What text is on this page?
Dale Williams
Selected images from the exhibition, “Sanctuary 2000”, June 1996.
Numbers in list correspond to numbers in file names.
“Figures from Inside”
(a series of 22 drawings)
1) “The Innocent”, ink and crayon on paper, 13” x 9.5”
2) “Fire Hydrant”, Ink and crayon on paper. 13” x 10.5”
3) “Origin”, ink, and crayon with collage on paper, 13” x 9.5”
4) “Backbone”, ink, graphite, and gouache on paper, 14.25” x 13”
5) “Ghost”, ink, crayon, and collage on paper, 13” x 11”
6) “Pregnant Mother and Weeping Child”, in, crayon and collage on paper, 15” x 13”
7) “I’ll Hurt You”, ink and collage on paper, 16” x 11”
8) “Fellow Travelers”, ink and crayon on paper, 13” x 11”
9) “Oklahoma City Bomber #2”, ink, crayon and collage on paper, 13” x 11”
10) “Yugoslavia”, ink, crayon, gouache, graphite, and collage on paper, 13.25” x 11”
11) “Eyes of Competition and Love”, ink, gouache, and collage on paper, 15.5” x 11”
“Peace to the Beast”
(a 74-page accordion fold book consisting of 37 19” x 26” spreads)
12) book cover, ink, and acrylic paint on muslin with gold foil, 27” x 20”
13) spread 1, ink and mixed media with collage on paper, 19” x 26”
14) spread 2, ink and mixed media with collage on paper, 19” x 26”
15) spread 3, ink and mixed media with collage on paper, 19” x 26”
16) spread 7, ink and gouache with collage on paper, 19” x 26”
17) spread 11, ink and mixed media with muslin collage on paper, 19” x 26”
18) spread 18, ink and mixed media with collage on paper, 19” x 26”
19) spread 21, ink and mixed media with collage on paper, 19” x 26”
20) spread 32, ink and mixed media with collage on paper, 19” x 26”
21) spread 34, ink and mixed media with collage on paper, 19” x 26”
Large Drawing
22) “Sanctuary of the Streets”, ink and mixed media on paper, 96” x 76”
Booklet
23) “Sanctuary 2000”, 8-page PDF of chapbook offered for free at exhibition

________________

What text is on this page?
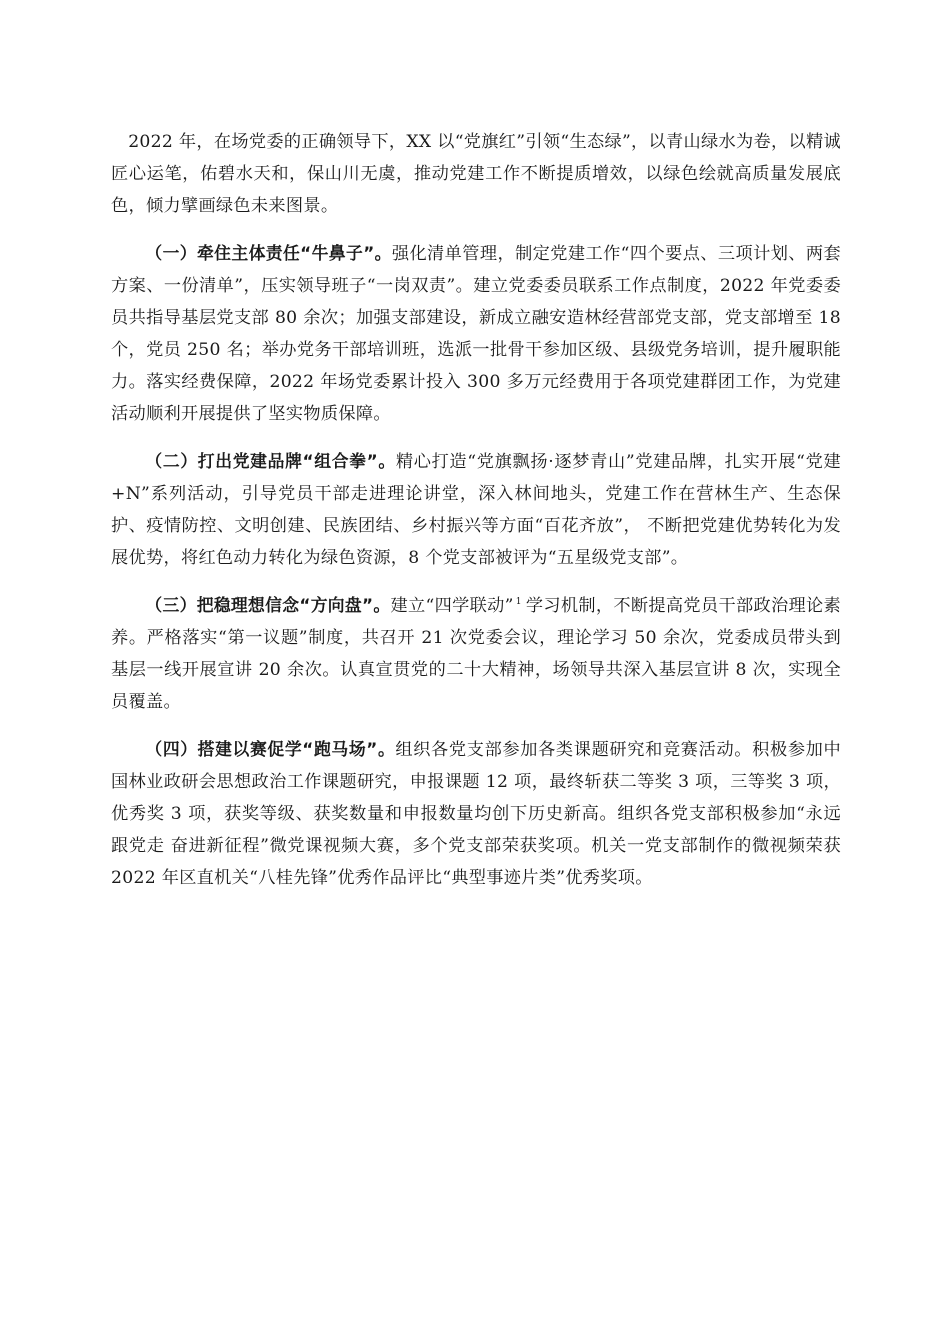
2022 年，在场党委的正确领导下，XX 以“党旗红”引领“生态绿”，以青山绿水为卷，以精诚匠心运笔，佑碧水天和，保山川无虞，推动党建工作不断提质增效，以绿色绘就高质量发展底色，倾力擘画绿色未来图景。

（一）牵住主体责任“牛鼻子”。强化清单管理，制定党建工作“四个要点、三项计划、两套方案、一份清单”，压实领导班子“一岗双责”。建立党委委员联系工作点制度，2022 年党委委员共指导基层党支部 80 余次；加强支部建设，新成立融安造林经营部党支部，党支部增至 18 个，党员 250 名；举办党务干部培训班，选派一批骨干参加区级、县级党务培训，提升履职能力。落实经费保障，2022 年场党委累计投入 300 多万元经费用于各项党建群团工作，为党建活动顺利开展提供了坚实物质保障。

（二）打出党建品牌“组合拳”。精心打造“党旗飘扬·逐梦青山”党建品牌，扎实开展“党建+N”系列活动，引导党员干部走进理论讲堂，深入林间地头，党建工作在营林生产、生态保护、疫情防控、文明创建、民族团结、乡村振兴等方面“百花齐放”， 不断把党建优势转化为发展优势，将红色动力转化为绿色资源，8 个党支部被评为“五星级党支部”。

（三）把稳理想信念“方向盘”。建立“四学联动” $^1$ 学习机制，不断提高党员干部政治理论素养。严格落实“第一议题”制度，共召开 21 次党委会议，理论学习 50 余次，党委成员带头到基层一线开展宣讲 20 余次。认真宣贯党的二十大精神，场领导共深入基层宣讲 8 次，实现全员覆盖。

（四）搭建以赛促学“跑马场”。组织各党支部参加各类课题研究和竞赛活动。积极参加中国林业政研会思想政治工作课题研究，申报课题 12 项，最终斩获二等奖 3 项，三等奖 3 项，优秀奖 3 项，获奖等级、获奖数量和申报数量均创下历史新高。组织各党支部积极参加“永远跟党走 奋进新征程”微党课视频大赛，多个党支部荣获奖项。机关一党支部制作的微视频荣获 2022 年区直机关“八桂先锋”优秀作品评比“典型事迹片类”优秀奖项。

________________

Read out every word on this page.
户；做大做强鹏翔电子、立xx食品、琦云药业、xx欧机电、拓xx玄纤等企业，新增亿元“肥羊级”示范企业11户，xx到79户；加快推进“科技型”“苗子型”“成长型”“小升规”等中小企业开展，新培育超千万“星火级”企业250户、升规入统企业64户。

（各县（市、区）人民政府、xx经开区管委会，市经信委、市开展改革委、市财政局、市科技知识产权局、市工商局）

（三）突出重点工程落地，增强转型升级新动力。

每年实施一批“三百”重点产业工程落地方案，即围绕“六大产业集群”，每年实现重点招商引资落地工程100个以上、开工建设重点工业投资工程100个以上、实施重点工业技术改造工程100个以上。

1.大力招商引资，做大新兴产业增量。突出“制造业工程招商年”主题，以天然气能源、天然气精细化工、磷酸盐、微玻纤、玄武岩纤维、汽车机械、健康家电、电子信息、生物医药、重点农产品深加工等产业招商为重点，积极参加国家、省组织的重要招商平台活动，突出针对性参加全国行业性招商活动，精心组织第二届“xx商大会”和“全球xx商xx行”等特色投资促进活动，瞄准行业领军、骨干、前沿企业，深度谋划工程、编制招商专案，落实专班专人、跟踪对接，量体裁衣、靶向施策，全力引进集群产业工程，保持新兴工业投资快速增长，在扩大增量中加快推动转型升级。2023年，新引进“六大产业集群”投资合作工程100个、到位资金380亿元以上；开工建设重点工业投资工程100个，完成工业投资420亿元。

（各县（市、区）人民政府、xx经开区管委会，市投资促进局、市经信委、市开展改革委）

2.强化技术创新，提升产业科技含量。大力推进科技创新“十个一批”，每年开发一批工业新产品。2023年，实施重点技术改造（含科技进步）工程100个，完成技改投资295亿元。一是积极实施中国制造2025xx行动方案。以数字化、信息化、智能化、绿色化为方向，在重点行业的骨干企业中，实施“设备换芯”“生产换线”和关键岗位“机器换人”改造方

________________

§ Exercise: Isolate the lines that hold the word "mixed" and copy all of them.

§ Finished task:
13) spread 1, ink and mixed media with collage on paper, 19” x 26”
14) spread 2, ink and mixed media with collage on paper, 19” x 26”
15) spread 3, ink and mixed media with collage on paper, 19” x 26”
17) spread 11, ink and mixed media with muslin collage on paper, 19” x 26”
18) spread 18, ink and mixed media with collage on paper, 19” x 26”
19) spread 21, ink and mixed media with collage on paper, 19” x 26”
20) spread 32, ink and mixed media with collage on paper, 19” x 26”
21) spread 34, ink and mixed media with collage on paper, 19” x 26”
22) “Sanctuary of the Streets”, ink and mixed media on paper, 96” x 76”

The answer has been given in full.